**What to do:**
Leave out the pictures and copy each record below exactly.

**Material shown:**
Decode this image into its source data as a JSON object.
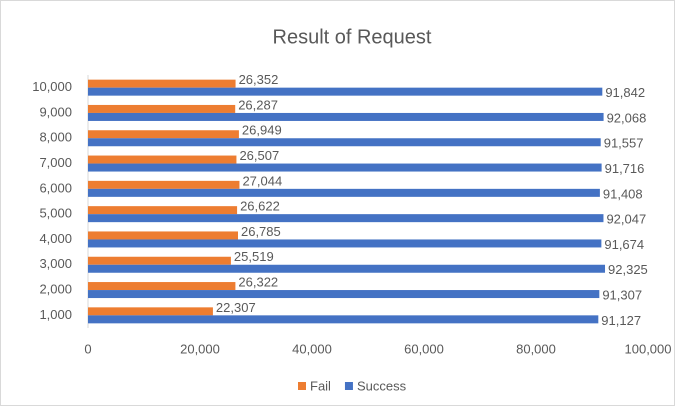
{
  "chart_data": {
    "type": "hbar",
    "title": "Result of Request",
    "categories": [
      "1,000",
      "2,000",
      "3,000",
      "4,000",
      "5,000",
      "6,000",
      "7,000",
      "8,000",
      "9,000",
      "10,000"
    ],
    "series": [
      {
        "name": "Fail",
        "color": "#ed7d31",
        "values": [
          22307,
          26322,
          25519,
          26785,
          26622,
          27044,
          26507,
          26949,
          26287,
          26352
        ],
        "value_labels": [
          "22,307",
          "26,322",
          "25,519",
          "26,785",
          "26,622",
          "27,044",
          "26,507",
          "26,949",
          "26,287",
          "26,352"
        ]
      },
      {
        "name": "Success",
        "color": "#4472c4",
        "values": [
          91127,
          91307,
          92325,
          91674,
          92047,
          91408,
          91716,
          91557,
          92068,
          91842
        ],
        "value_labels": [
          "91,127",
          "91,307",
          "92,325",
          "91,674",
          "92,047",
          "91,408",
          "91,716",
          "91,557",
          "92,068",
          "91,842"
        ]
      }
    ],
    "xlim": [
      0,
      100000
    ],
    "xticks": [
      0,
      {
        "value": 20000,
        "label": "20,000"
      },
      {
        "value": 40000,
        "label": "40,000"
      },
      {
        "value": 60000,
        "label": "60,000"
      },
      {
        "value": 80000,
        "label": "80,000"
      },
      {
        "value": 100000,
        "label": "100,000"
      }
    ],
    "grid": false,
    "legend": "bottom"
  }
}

**The answer:**
Decode this image into its source data as a JSON object.
{
  "chart_data": {
    "type": "hbar",
    "title": "Result of Request",
    "categories": [
      "1,000",
      "2,000",
      "3,000",
      "4,000",
      "5,000",
      "6,000",
      "7,000",
      "8,000",
      "9,000",
      "10,000"
    ],
    "series": [
      {
        "name": "Fail",
        "color": "#ed7d31",
        "values": [
          22307,
          26322,
          25519,
          26785,
          26622,
          27044,
          26507,
          26949,
          26287,
          26352
        ],
        "value_labels": [
          "22,307",
          "26,322",
          "25,519",
          "26,785",
          "26,622",
          "27,044",
          "26,507",
          "26,949",
          "26,287",
          "26,352"
        ]
      },
      {
        "name": "Success",
        "color": "#4472c4",
        "values": [
          91127,
          91307,
          92325,
          91674,
          92047,
          91408,
          91716,
          91557,
          92068,
          91842
        ],
        "value_labels": [
          "91,127",
          "91,307",
          "92,325",
          "91,674",
          "92,047",
          "91,408",
          "91,716",
          "91,557",
          "92,068",
          "91,842"
        ]
      }
    ],
    "xlim": [
      0,
      100000
    ],
    "xticks": [
      0,
      {
        "value": 20000,
        "label": "20,000"
      },
      {
        "value": 40000,
        "label": "40,000"
      },
      {
        "value": 60000,
        "label": "60,000"
      },
      {
        "value": 80000,
        "label": "80,000"
      },
      {
        "value": 100000,
        "label": "100,000"
      }
    ],
    "grid": false,
    "legend": "bottom"
  }
}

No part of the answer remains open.